Omit the images. Copy each entry word for word.

(Records from a data collection)
• • •
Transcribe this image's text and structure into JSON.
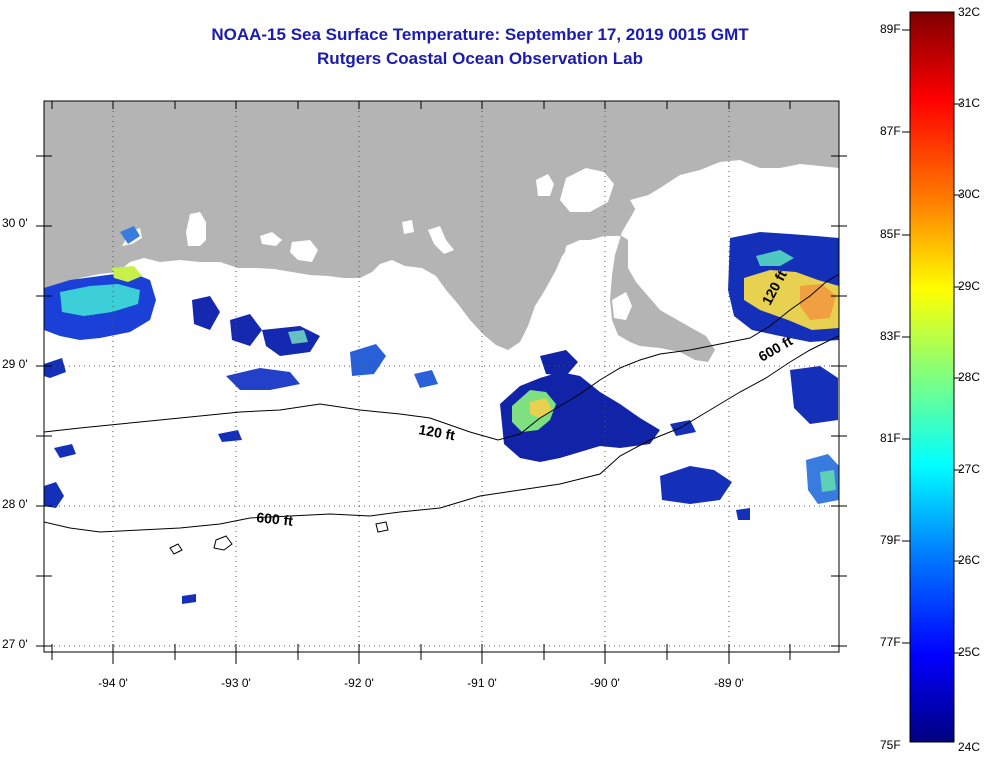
{
  "title": {
    "line1": "NOAA-15 Sea Surface Temperature:  September 17, 2019 0015 GMT",
    "line2": "Rutgers Coastal Ocean Observation Lab"
  },
  "map": {
    "land_color": "#b4b4b4",
    "water_color": "#ffffff",
    "lat_labels": [
      "30 0'",
      "29 0'",
      "28 0'",
      "27 0'"
    ],
    "lon_labels": [
      "-94 0'",
      "-93 0'",
      "-92 0'",
      "-91 0'",
      "-90 0'",
      "-89 0'"
    ],
    "contours": {
      "isobath_120": "120 ft",
      "isobath_600": "600 ft",
      "isobath_600_east": "600 ft",
      "isobath_120_east": "120 ft"
    }
  },
  "colorbar": {
    "fahrenheit_labels": [
      "89F",
      "87F",
      "85F",
      "83F",
      "81F",
      "79F",
      "77F",
      "75F"
    ],
    "celsius_labels": [
      "32C",
      "31C",
      "30C",
      "29C",
      "28C",
      "27C",
      "26C",
      "25C",
      "24C"
    ],
    "color_stops": [
      "#00007f",
      "#0000ff",
      "#007fff",
      "#00ffff",
      "#7fff7f",
      "#ffff00",
      "#ff7f00",
      "#ff0000",
      "#7f0000"
    ]
  }
}
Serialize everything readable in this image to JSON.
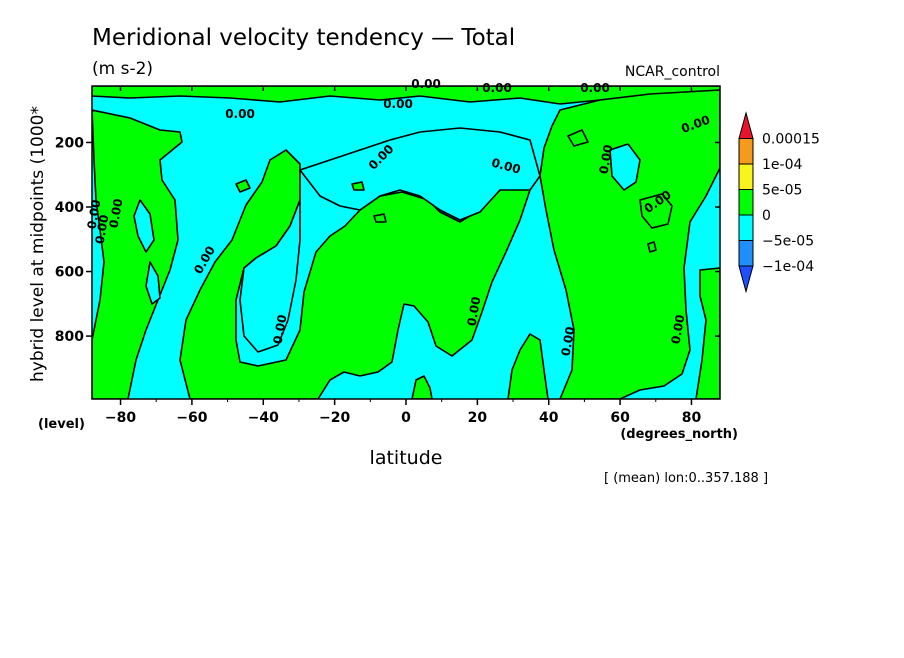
{
  "chart_data": {
    "type": "heatmap",
    "title": "Meridional velocity tendency — Total",
    "subtitle": "(m s-2)",
    "run_label": "NCAR_control",
    "xlabel": "latitude",
    "xunits": "(degrees_north)",
    "ylabel": "hybrid level at midpoints (1000*",
    "yunits": "(level)",
    "averaging_note": "[ (mean) lon:0..357.188 ]",
    "x_ticks": [
      "−80",
      "−60",
      "−40",
      "−20",
      "0",
      "20",
      "40",
      "60",
      "80"
    ],
    "x_tick_values": [
      -80,
      -60,
      -40,
      -20,
      0,
      20,
      40,
      60,
      80
    ],
    "y_ticks": [
      "200",
      "400",
      "600",
      "800"
    ],
    "y_tick_values": [
      200,
      400,
      600,
      800
    ],
    "xlim": [
      -88,
      88
    ],
    "ylim": [
      995,
      25
    ],
    "contour_label": "0.00",
    "colorbar": {
      "labels": [
        "0.00015",
        "1e-04",
        "5e-05",
        "0",
        "−5e-05",
        "−1e-04"
      ],
      "colors": [
        "#e8142b",
        "#f59a1b",
        "#f7f41e",
        "#00ff00",
        "#00ffff",
        "#1e8fff",
        "#1e50ff"
      ]
    },
    "field_colors": {
      "positive": "#00ff00",
      "negative": "#00ffff"
    }
  }
}
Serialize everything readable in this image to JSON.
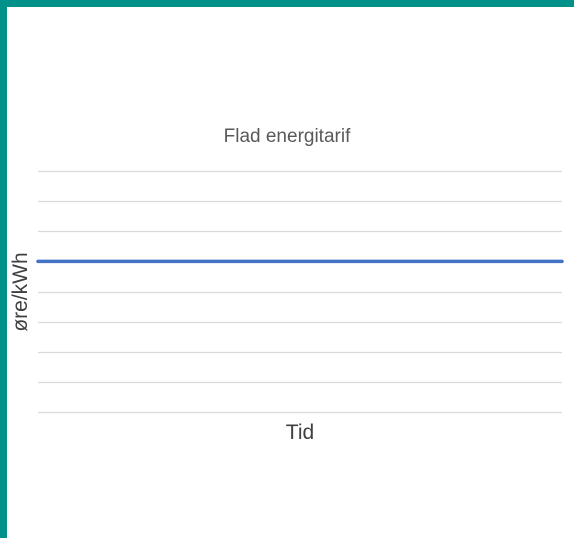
{
  "colors": {
    "frame": "#00918a",
    "gridline": "#d9d9d9",
    "series": "#4472c4",
    "title": "#595959"
  },
  "chart_data": {
    "type": "line",
    "title": "Flad energitarif",
    "xlabel": "Tid",
    "ylabel": "øre/kWh",
    "ylim": [
      0,
      8
    ],
    "gridlines": 9,
    "grid": true,
    "legend": "none",
    "series": [
      {
        "values": [
          5,
          5
        ]
      }
    ]
  }
}
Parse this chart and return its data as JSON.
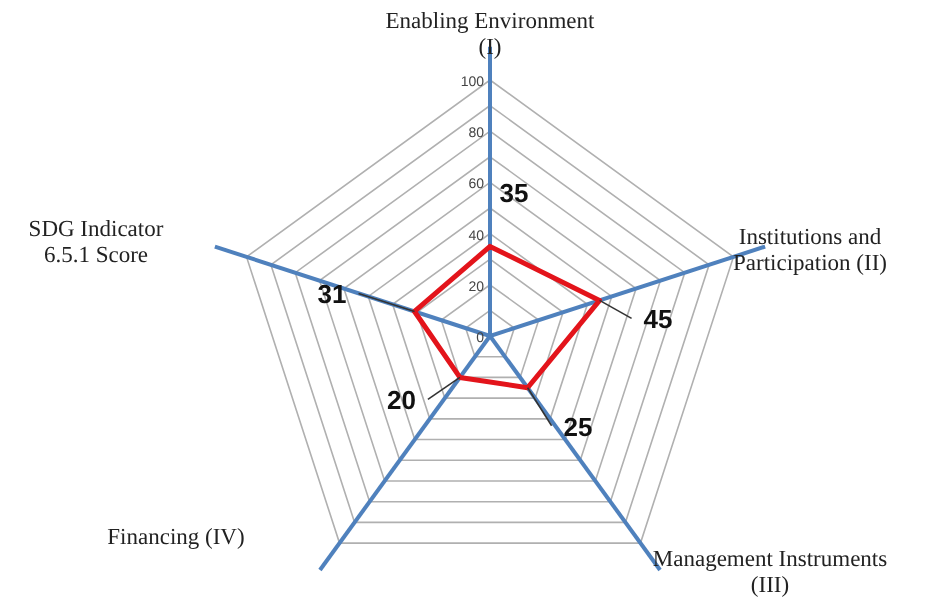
{
  "chart_data": {
    "type": "radar",
    "categories": [
      "Enabling Environment (I)",
      "Institutions and Participation (II)",
      "Management Instruments (III)",
      "Financing (IV)",
      "SDG Indicator 6.5.1 Score"
    ],
    "series": [
      {
        "color": "#e3141b",
        "values": [
          35,
          45,
          25,
          20,
          31
        ]
      }
    ],
    "ylim": [
      0,
      100
    ],
    "yticks": [
      0,
      20,
      40,
      60,
      80,
      100
    ],
    "data_labels": true
  }
}
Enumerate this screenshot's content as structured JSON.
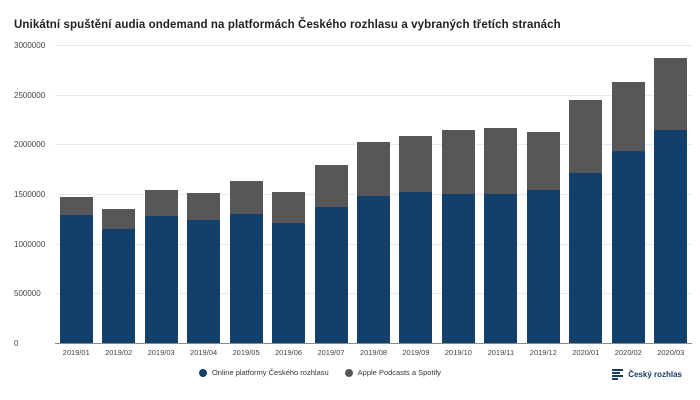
{
  "title": "Unikátní spuštění audia ondemand na platformách Českého rozhlasu a vybraných třetích stranách",
  "colors": {
    "online": "#133f6b",
    "thirdparty": "#575757",
    "gridline": "#e9e9e9",
    "axis_line": "#8a8a8a",
    "title_text": "#212121",
    "tick_text": "#424242",
    "brand_navy": "#15396b"
  },
  "chart_data": {
    "type": "bar",
    "stacked": true,
    "title": "Unikátní spuštění audia ondemand na platformách Českého rozhlasu a vybraných třetích stranách",
    "categories": [
      "2019/01",
      "2019/02",
      "2019/03",
      "2019/04",
      "2019/05",
      "2019/06",
      "2019/07",
      "2019/08",
      "2019/09",
      "2019/10",
      "2019/11",
      "2019/12",
      "2020/01",
      "2020/02",
      "2020/03"
    ],
    "series": [
      {
        "name": "Online platformy Českého rozhlasu",
        "color": "#133f6b",
        "values": [
          1290000,
          1150000,
          1280000,
          1240000,
          1300000,
          1210000,
          1370000,
          1480000,
          1520000,
          1500000,
          1500000,
          1540000,
          1710000,
          1930000,
          2140000
        ]
      },
      {
        "name": "Apple Podcasts a Spotify",
        "color": "#575757",
        "values": [
          180000,
          200000,
          260000,
          270000,
          330000,
          310000,
          420000,
          540000,
          560000,
          640000,
          660000,
          580000,
          740000,
          700000,
          730000
        ]
      }
    ],
    "xlabel": "",
    "ylabel": "",
    "ylim": [
      0,
      3000000
    ],
    "yticks": [
      "0",
      "500000",
      "1000000",
      "1500000",
      "2000000",
      "2500000",
      "3000000"
    ],
    "grid": true,
    "legend_position": "bottom"
  },
  "legend": {
    "items": [
      {
        "label": "Online platformy Českého rozhlasu"
      },
      {
        "label": "Apple Podcasts a Spotify"
      }
    ]
  },
  "footer": {
    "logo_text": "Český rozhlas"
  }
}
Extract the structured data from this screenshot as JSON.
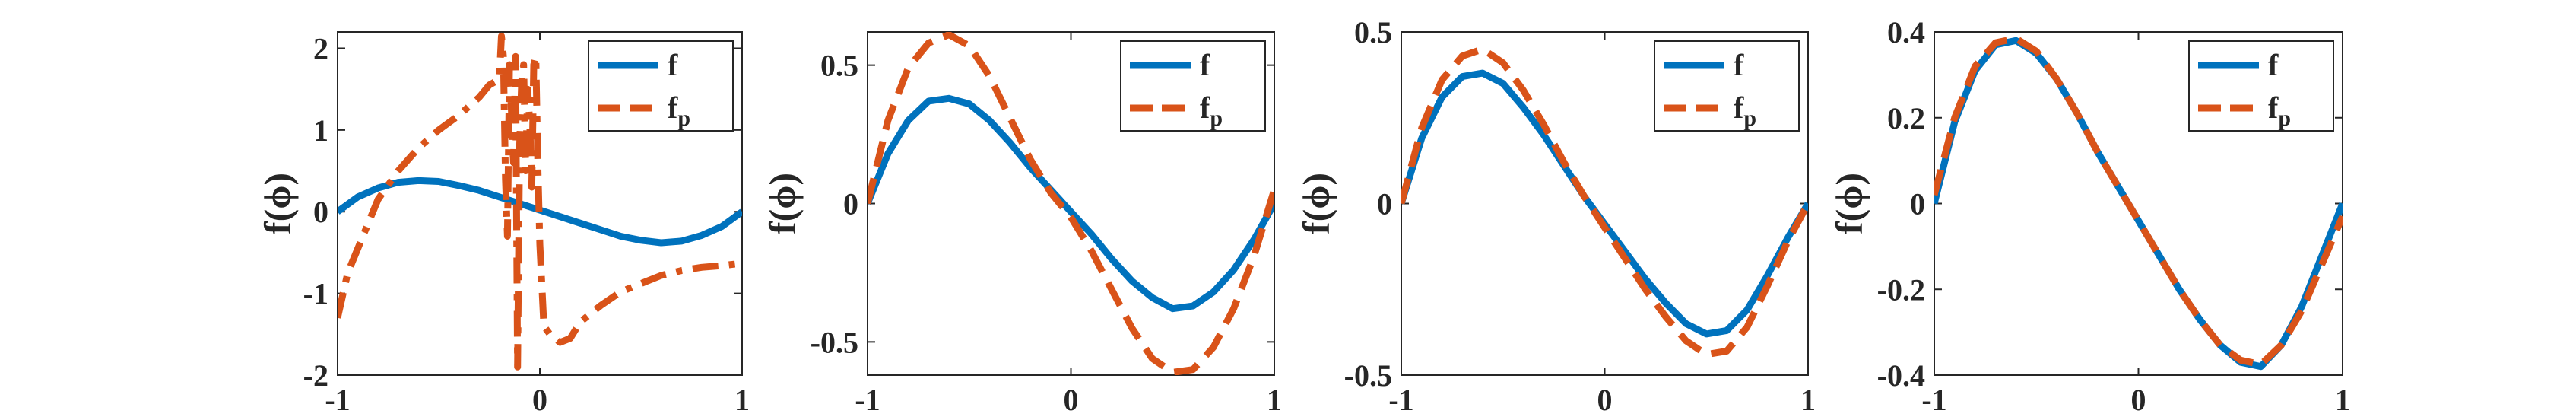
• • •
■ Written response:
Transcribe this image's text and structure into JSON.
{
  "title": {
    "line1": "NOAA-15 Sea Surface Temperature:  September 17, 2019 0015 GMT",
    "line2": "Rutgers Coastal Ocean Observation Lab"
  },
  "map": {
    "land_color": "#b4b4b4",
    "water_color": "#ffffff",
    "lat_labels": [
      "30 0'",
      "29 0'",
      "28 0'",
      "27 0'"
    ],
    "lon_labels": [
      "-94 0'",
      "-93 0'",
      "-92 0'",
      "-91 0'",
      "-90 0'",
      "-89 0'"
    ],
    "contours": {
      "isobath_120": "120 ft",
      "isobath_600": "600 ft",
      "isobath_600_east": "600 ft",
      "isobath_120_east": "120 ft"
    }
  },
  "colorbar": {
    "fahrenheit_labels": [
      "89F",
      "87F",
      "85F",
      "83F",
      "81F",
      "79F",
      "77F",
      "75F"
    ],
    "celsius_labels": [
      "32C",
      "31C",
      "30C",
      "29C",
      "28C",
      "27C",
      "26C",
      "25C",
      "24C"
    ],
    "color_stops": [
      "#00007f",
      "#0000ff",
      "#007fff",
      "#00ffff",
      "#7fff7f",
      "#ffff00",
      "#ff7f00",
      "#ff0000",
      "#7f0000"
    ]
  }
}
Serialize everything readable in this image to JSON.
{
  "chart_data": {
    "type": "heatmap",
    "title": "Meridional velocity tendency — Total",
    "subtitle": "(m s-2)",
    "run_label": "NCAR_control",
    "xlabel": "latitude",
    "xunits": "(degrees_north)",
    "ylabel": "hybrid level at midpoints (1000*",
    "yunits": "(level)",
    "averaging_note": "[ (mean) lon:0..357.188 ]",
    "x_ticks": [
      "−80",
      "−60",
      "−40",
      "−20",
      "0",
      "20",
      "40",
      "60",
      "80"
    ],
    "x_tick_values": [
      -80,
      -60,
      -40,
      -20,
      0,
      20,
      40,
      60,
      80
    ],
    "y_ticks": [
      "200",
      "400",
      "600",
      "800"
    ],
    "y_tick_values": [
      200,
      400,
      600,
      800
    ],
    "xlim": [
      -88,
      88
    ],
    "ylim": [
      995,
      25
    ],
    "contour_label": "0.00",
    "colorbar": {
      "labels": [
        "0.00015",
        "1e-04",
        "5e-05",
        "0",
        "−5e-05",
        "−1e-04"
      ],
      "colors": [
        "#e8142b",
        "#f59a1b",
        "#f7f41e",
        "#00ff00",
        "#00ffff",
        "#1e8fff",
        "#1e50ff"
      ]
    },
    "field_colors": {
      "positive": "#00ff00",
      "negative": "#00ffff"
    }
  }
}
Serialize everything readable in this image to JSON.
{
  "colors": {
    "frame": "#00918a",
    "gridline": "#d9d9d9",
    "series": "#4472c4",
    "title": "#595959"
  },
  "chart_data": {
    "type": "line",
    "title": "Flad energitarif",
    "xlabel": "Tid",
    "ylabel": "øre/kWh",
    "ylim": [
      0,
      8
    ],
    "gridlines": 9,
    "grid": true,
    "legend": "none",
    "series": [
      {
        "values": [
          5,
          5
        ]
      }
    ]
  }
}
Parse this chart and return its data as JSON.
{
  "chart_data": {
    "type": "radar",
    "categories": [
      "Enabling Environment (I)",
      "Institutions and Participation (II)",
      "Management Instruments (III)",
      "Financing (IV)",
      "SDG Indicator 6.5.1 Score"
    ],
    "series": [
      {
        "color": "#e3141b",
        "values": [
          35,
          45,
          25,
          20,
          31
        ]
      }
    ],
    "ylim": [
      0,
      100
    ],
    "yticks": [
      0,
      20,
      40,
      60,
      80,
      100
    ],
    "data_labels": true
  }
}
Enumerate this screenshot's content as structured JSON.
{
  "title": "Unikátní spuštění audia ondemand na platformách Českého rozhlasu a vybraných třetích stranách",
  "colors": {
    "online": "#133f6b",
    "thirdparty": "#575757",
    "gridline": "#e9e9e9",
    "axis_line": "#8a8a8a",
    "title_text": "#212121",
    "tick_text": "#424242",
    "brand_navy": "#15396b"
  },
  "chart_data": {
    "type": "bar",
    "stacked": true,
    "title": "Unikátní spuštění audia ondemand na platformách Českého rozhlasu a vybraných třetích stranách",
    "categories": [
      "2019/01",
      "2019/02",
      "2019/03",
      "2019/04",
      "2019/05",
      "2019/06",
      "2019/07",
      "2019/08",
      "2019/09",
      "2019/10",
      "2019/11",
      "2019/12",
      "2020/01",
      "2020/02",
      "2020/03"
    ],
    "series": [
      {
        "name": "Online platformy Českého rozhlasu",
        "color": "#133f6b",
        "values": [
          1290000,
          1150000,
          1280000,
          1240000,
          1300000,
          1210000,
          1370000,
          1480000,
          1520000,
          1500000,
          1500000,
          1540000,
          1710000,
          1930000,
          2140000
        ]
      },
      {
        "name": "Apple Podcasts a Spotify",
        "color": "#575757",
        "values": [
          180000,
          200000,
          260000,
          270000,
          330000,
          310000,
          420000,
          540000,
          560000,
          640000,
          660000,
          580000,
          740000,
          700000,
          730000
        ]
      }
    ],
    "xlabel": "",
    "ylabel": "",
    "ylim": [
      0,
      3000000
    ],
    "yticks": [
      "0",
      "500000",
      "1000000",
      "1500000",
      "2000000",
      "2500000",
      "3000000"
    ],
    "grid": true,
    "legend_position": "bottom"
  },
  "legend": {
    "items": [
      {
        "label": "Online platformy Českého rozhlasu"
      },
      {
        "label": "Apple Podcasts a Spotify"
      }
    ]
  },
  "footer": {
    "logo_text": "Český rozhlas"
  }
}
Extract the structured data from this screenshot as JSON.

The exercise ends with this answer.